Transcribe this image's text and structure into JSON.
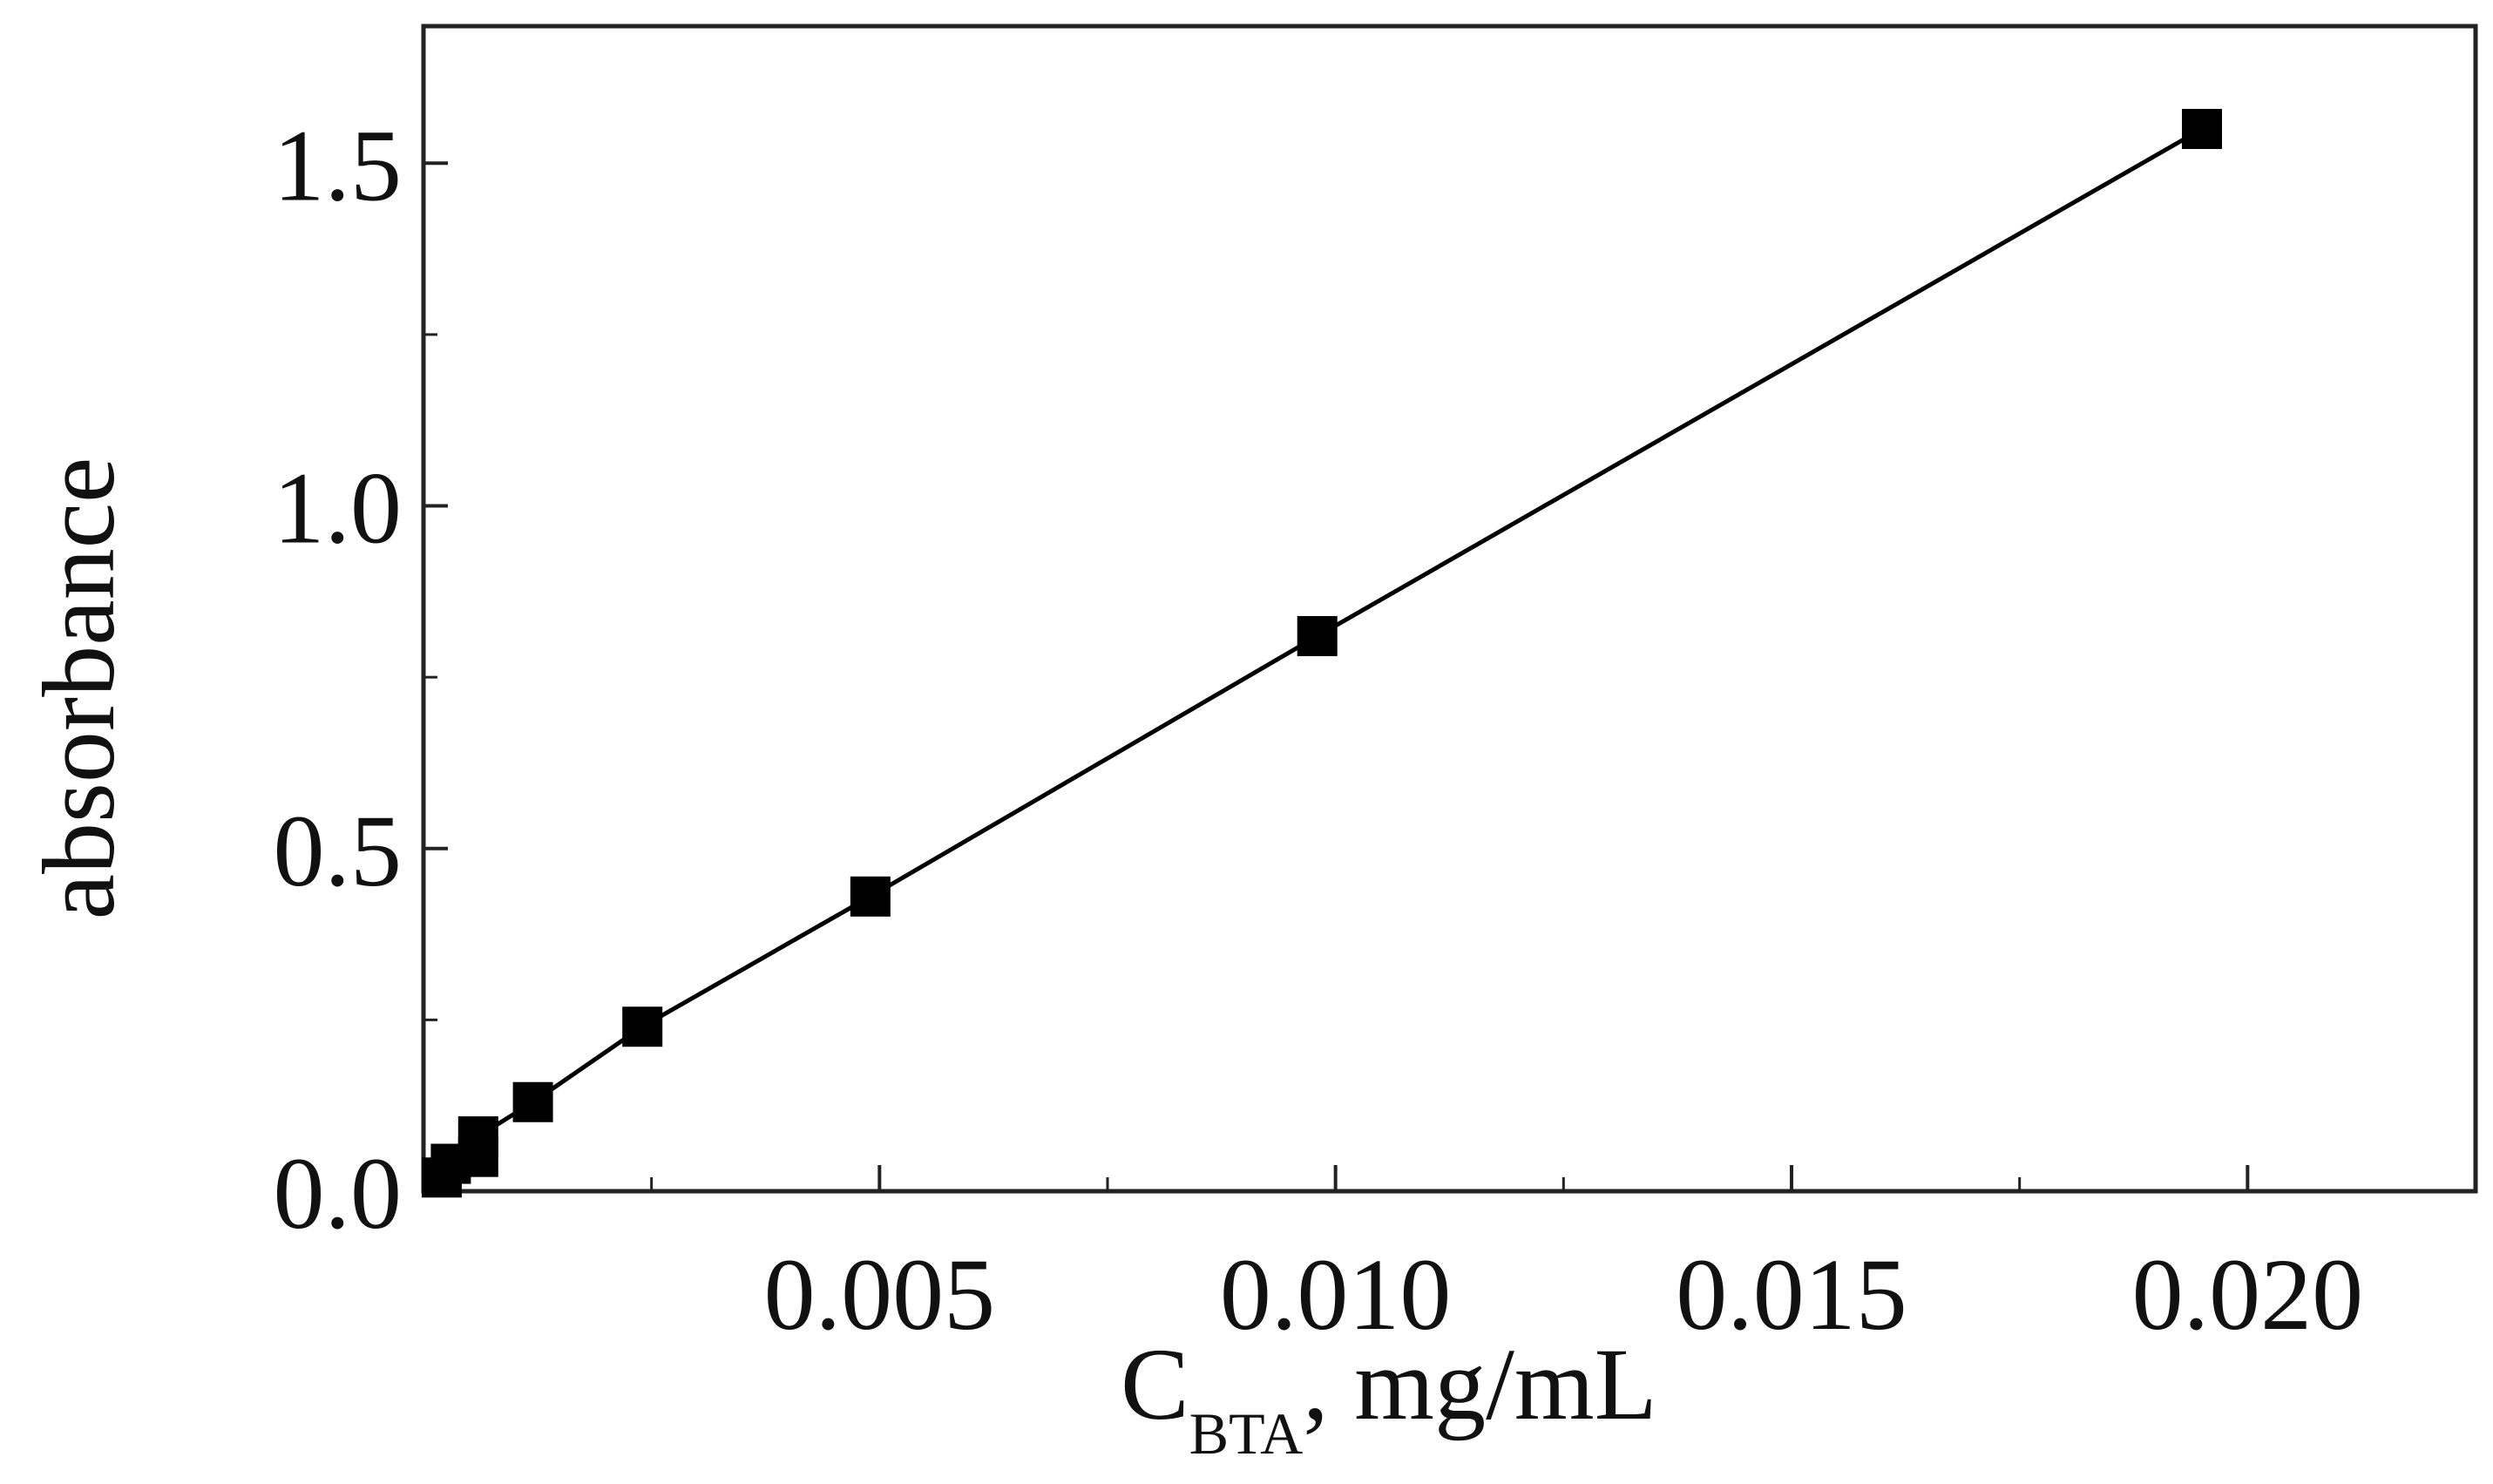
{
  "chart_data": {
    "type": "line",
    "title": "",
    "xlabel_main": "C",
    "xlabel_sub": "BTA",
    "xlabel_unit": ", mg/mL",
    "ylabel": "absorbance",
    "xlim": [
      0,
      0.0225
    ],
    "ylim": [
      0,
      1.7
    ],
    "x_ticks": [
      {
        "value": 0.005,
        "label": "0.005"
      },
      {
        "value": 0.01,
        "label": "0.010"
      },
      {
        "value": 0.015,
        "label": "0.015"
      },
      {
        "value": 0.02,
        "label": "0.020"
      }
    ],
    "x_minor_ticks": [
      0.0025,
      0.0075,
      0.0125,
      0.0175
    ],
    "y_ticks": [
      {
        "value": 0.0,
        "label": "0.0"
      },
      {
        "value": 0.5,
        "label": "0.5"
      },
      {
        "value": 1.0,
        "label": "1.0"
      },
      {
        "value": 1.5,
        "label": "1.5"
      }
    ],
    "y_minor_ticks": [
      0.25,
      0.75,
      1.25
    ],
    "grid": false,
    "legend": "none",
    "series": [
      {
        "marker": "square",
        "color": "#000000",
        "points": [
          {
            "x": 0.0002,
            "y": 0.02
          },
          {
            "x": 0.0003,
            "y": 0.04
          },
          {
            "x": 0.0006,
            "y": 0.05
          },
          {
            "x": 0.0006,
            "y": 0.08
          },
          {
            "x": 0.0012,
            "y": 0.13
          },
          {
            "x": 0.0024,
            "y": 0.24
          },
          {
            "x": 0.0049,
            "y": 0.43
          },
          {
            "x": 0.0098,
            "y": 0.81
          },
          {
            "x": 0.0195,
            "y": 1.55
          }
        ]
      }
    ]
  }
}
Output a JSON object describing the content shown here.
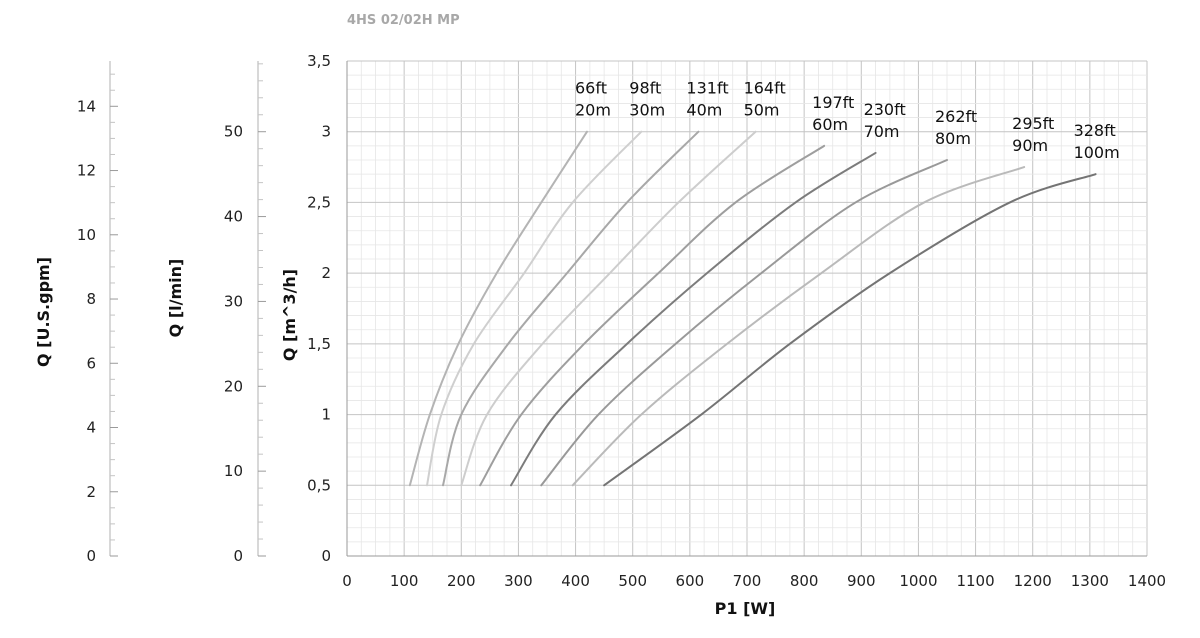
{
  "chart_data": {
    "type": "line",
    "title": "4HS 02/02H MP",
    "xlabel": "P1 [W]",
    "ylabel": "Q [m^3/h]",
    "ylabel_lmin": "Q [l/min]",
    "ylabel_gpm": "Q [U.S.gpm]",
    "xlim": [
      0,
      1400
    ],
    "ylim": [
      0,
      3.5
    ],
    "x_ticks": [
      "0",
      "100",
      "200",
      "300",
      "400",
      "500",
      "600",
      "700",
      "800",
      "900",
      "1000",
      "1100",
      "1200",
      "1300",
      "1400"
    ],
    "y_ticks": [
      "0",
      "0,5",
      "1",
      "1,5",
      "2",
      "2,5",
      "3",
      "3,5"
    ],
    "y_ticks_lmin": [
      "0",
      "10",
      "20",
      "30",
      "40",
      "50"
    ],
    "y_ticks_gpm": [
      "0",
      "2",
      "4",
      "6",
      "8",
      "10",
      "12",
      "14"
    ],
    "grid": true,
    "series": [
      {
        "name": "66ft 20m",
        "label_ft": "66ft",
        "label_m": "20m",
        "color": "#b4b4b4",
        "points": [
          [
            110,
            0.5
          ],
          [
            145,
            1.0
          ],
          [
            195,
            1.5
          ],
          [
            262,
            2.0
          ],
          [
            340,
            2.5
          ],
          [
            420,
            3.0
          ]
        ]
      },
      {
        "name": "98ft 30m",
        "label_ft": "98ft",
        "label_m": "30m",
        "color": "#cfcfcf",
        "points": [
          [
            140,
            0.5
          ],
          [
            165,
            1.0
          ],
          [
            222,
            1.5
          ],
          [
            310,
            2.0
          ],
          [
            395,
            2.5
          ],
          [
            515,
            3.0
          ]
        ]
      },
      {
        "name": "131ft 40m",
        "label_ft": "131ft",
        "label_m": "40m",
        "color": "#a8a8a8",
        "points": [
          [
            168,
            0.5
          ],
          [
            200,
            1.0
          ],
          [
            282,
            1.5
          ],
          [
            385,
            2.0
          ],
          [
            490,
            2.5
          ],
          [
            615,
            3.0
          ]
        ]
      },
      {
        "name": "164ft 50m",
        "label_ft": "164ft",
        "label_m": "50m",
        "color": "#cdcdcd",
        "points": [
          [
            200,
            0.5
          ],
          [
            245,
            1.0
          ],
          [
            342,
            1.5
          ],
          [
            460,
            2.0
          ],
          [
            580,
            2.5
          ],
          [
            715,
            3.0
          ]
        ]
      },
      {
        "name": "197ft 60m",
        "label_ft": "197ft",
        "label_m": "60m",
        "color": "#9e9e9e",
        "points": [
          [
            233,
            0.5
          ],
          [
            305,
            1.0
          ],
          [
            415,
            1.5
          ],
          [
            545,
            2.0
          ],
          [
            680,
            2.5
          ],
          [
            835,
            2.9
          ]
        ]
      },
      {
        "name": "230ft 70m",
        "label_ft": "230ft",
        "label_m": "70m",
        "color": "#7c7c7c",
        "points": [
          [
            287,
            0.5
          ],
          [
            365,
            1.0
          ],
          [
            490,
            1.5
          ],
          [
            630,
            2.0
          ],
          [
            785,
            2.5
          ],
          [
            925,
            2.85
          ]
        ]
      },
      {
        "name": "262ft 80m",
        "label_ft": "262ft",
        "label_m": "80m",
        "color": "#999999",
        "points": [
          [
            340,
            0.5
          ],
          [
            440,
            1.0
          ],
          [
            575,
            1.5
          ],
          [
            725,
            2.0
          ],
          [
            890,
            2.5
          ],
          [
            1050,
            2.8
          ]
        ]
      },
      {
        "name": "295ft 90m",
        "label_ft": "295ft",
        "label_m": "90m",
        "color": "#bababa",
        "points": [
          [
            395,
            0.5
          ],
          [
            515,
            1.0
          ],
          [
            665,
            1.5
          ],
          [
            830,
            2.0
          ],
          [
            1010,
            2.5
          ],
          [
            1185,
            2.75
          ]
        ]
      },
      {
        "name": "328ft 100m",
        "label_ft": "328ft",
        "label_m": "100m",
        "color": "#747474",
        "points": [
          [
            450,
            0.5
          ],
          [
            620,
            1.0
          ],
          [
            775,
            1.5
          ],
          [
            950,
            2.0
          ],
          [
            1160,
            2.5
          ],
          [
            1310,
            2.7
          ]
        ]
      }
    ]
  }
}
■ ■ ■ ■
## Problem
From start to finish, output the listing exactly, but omit its pictures.

## Solution to this problem
Transcribe this image's text and structure into JSON.
{
  "chart_data": {
    "type": "line",
    "title": "",
    "xlabel_main": "C",
    "xlabel_sub": "BTA",
    "xlabel_unit": ", mg/mL",
    "ylabel": "absorbance",
    "xlim": [
      0,
      0.0225
    ],
    "ylim": [
      0,
      1.7
    ],
    "x_ticks": [
      {
        "value": 0.005,
        "label": "0.005"
      },
      {
        "value": 0.01,
        "label": "0.010"
      },
      {
        "value": 0.015,
        "label": "0.015"
      },
      {
        "value": 0.02,
        "label": "0.020"
      }
    ],
    "x_minor_ticks": [
      0.0025,
      0.0075,
      0.0125,
      0.0175
    ],
    "y_ticks": [
      {
        "value": 0.0,
        "label": "0.0"
      },
      {
        "value": 0.5,
        "label": "0.5"
      },
      {
        "value": 1.0,
        "label": "1.0"
      },
      {
        "value": 1.5,
        "label": "1.5"
      }
    ],
    "y_minor_ticks": [
      0.25,
      0.75,
      1.25
    ],
    "grid": false,
    "legend": "none",
    "series": [
      {
        "marker": "square",
        "color": "#000000",
        "points": [
          {
            "x": 0.0002,
            "y": 0.02
          },
          {
            "x": 0.0003,
            "y": 0.04
          },
          {
            "x": 0.0006,
            "y": 0.05
          },
          {
            "x": 0.0006,
            "y": 0.08
          },
          {
            "x": 0.0012,
            "y": 0.13
          },
          {
            "x": 0.0024,
            "y": 0.24
          },
          {
            "x": 0.0049,
            "y": 0.43
          },
          {
            "x": 0.0098,
            "y": 0.81
          },
          {
            "x": 0.0195,
            "y": 1.55
          }
        ]
      }
    ]
  }
}
Output a JSON object describing the content shown here.
{
  "chart_data": {
    "type": "line",
    "title": "4HS 02/02H MP",
    "xlabel": "P1 [W]",
    "ylabel": "Q [m^3/h]",
    "ylabel_lmin": "Q [l/min]",
    "ylabel_gpm": "Q [U.S.gpm]",
    "xlim": [
      0,
      1400
    ],
    "ylim": [
      0,
      3.5
    ],
    "x_ticks": [
      "0",
      "100",
      "200",
      "300",
      "400",
      "500",
      "600",
      "700",
      "800",
      "900",
      "1000",
      "1100",
      "1200",
      "1300",
      "1400"
    ],
    "y_ticks": [
      "0",
      "0,5",
      "1",
      "1,5",
      "2",
      "2,5",
      "3",
      "3,5"
    ],
    "y_ticks_lmin": [
      "0",
      "10",
      "20",
      "30",
      "40",
      "50"
    ],
    "y_ticks_gpm": [
      "0",
      "2",
      "4",
      "6",
      "8",
      "10",
      "12",
      "14"
    ],
    "grid": true,
    "series": [
      {
        "name": "66ft 20m",
        "label_ft": "66ft",
        "label_m": "20m",
        "color": "#b4b4b4",
        "points": [
          [
            110,
            0.5
          ],
          [
            145,
            1.0
          ],
          [
            195,
            1.5
          ],
          [
            262,
            2.0
          ],
          [
            340,
            2.5
          ],
          [
            420,
            3.0
          ]
        ]
      },
      {
        "name": "98ft 30m",
        "label_ft": "98ft",
        "label_m": "30m",
        "color": "#cfcfcf",
        "points": [
          [
            140,
            0.5
          ],
          [
            165,
            1.0
          ],
          [
            222,
            1.5
          ],
          [
            310,
            2.0
          ],
          [
            395,
            2.5
          ],
          [
            515,
            3.0
          ]
        ]
      },
      {
        "name": "131ft 40m",
        "label_ft": "131ft",
        "label_m": "40m",
        "color": "#a8a8a8",
        "points": [
          [
            168,
            0.5
          ],
          [
            200,
            1.0
          ],
          [
            282,
            1.5
          ],
          [
            385,
            2.0
          ],
          [
            490,
            2.5
          ],
          [
            615,
            3.0
          ]
        ]
      },
      {
        "name": "164ft 50m",
        "label_ft": "164ft",
        "label_m": "50m",
        "color": "#cdcdcd",
        "points": [
          [
            200,
            0.5
          ],
          [
            245,
            1.0
          ],
          [
            342,
            1.5
          ],
          [
            460,
            2.0
          ],
          [
            580,
            2.5
          ],
          [
            715,
            3.0
          ]
        ]
      },
      {
        "name": "197ft 60m",
        "label_ft": "197ft",
        "label_m": "60m",
        "color": "#9e9e9e",
        "points": [
          [
            233,
            0.5
          ],
          [
            305,
            1.0
          ],
          [
            415,
            1.5
          ],
          [
            545,
            2.0
          ],
          [
            680,
            2.5
          ],
          [
            835,
            2.9
          ]
        ]
      },
      {
        "name": "230ft 70m",
        "label_ft": "230ft",
        "label_m": "70m",
        "color": "#7c7c7c",
        "points": [
          [
            287,
            0.5
          ],
          [
            365,
            1.0
          ],
          [
            490,
            1.5
          ],
          [
            630,
            2.0
          ],
          [
            785,
            2.5
          ],
          [
            925,
            2.85
          ]
        ]
      },
      {
        "name": "262ft 80m",
        "label_ft": "262ft",
        "label_m": "80m",
        "color": "#999999",
        "points": [
          [
            340,
            0.5
          ],
          [
            440,
            1.0
          ],
          [
            575,
            1.5
          ],
          [
            725,
            2.0
          ],
          [
            890,
            2.5
          ],
          [
            1050,
            2.8
          ]
        ]
      },
      {
        "name": "295ft 90m",
        "label_ft": "295ft",
        "label_m": "90m",
        "color": "#bababa",
        "points": [
          [
            395,
            0.5
          ],
          [
            515,
            1.0
          ],
          [
            665,
            1.5
          ],
          [
            830,
            2.0
          ],
          [
            1010,
            2.5
          ],
          [
            1185,
            2.75
          ]
        ]
      },
      {
        "name": "328ft 100m",
        "label_ft": "328ft",
        "label_m": "100m",
        "color": "#747474",
        "points": [
          [
            450,
            0.5
          ],
          [
            620,
            1.0
          ],
          [
            775,
            1.5
          ],
          [
            950,
            2.0
          ],
          [
            1160,
            2.5
          ],
          [
            1310,
            2.7
          ]
        ]
      }
    ]
  }
}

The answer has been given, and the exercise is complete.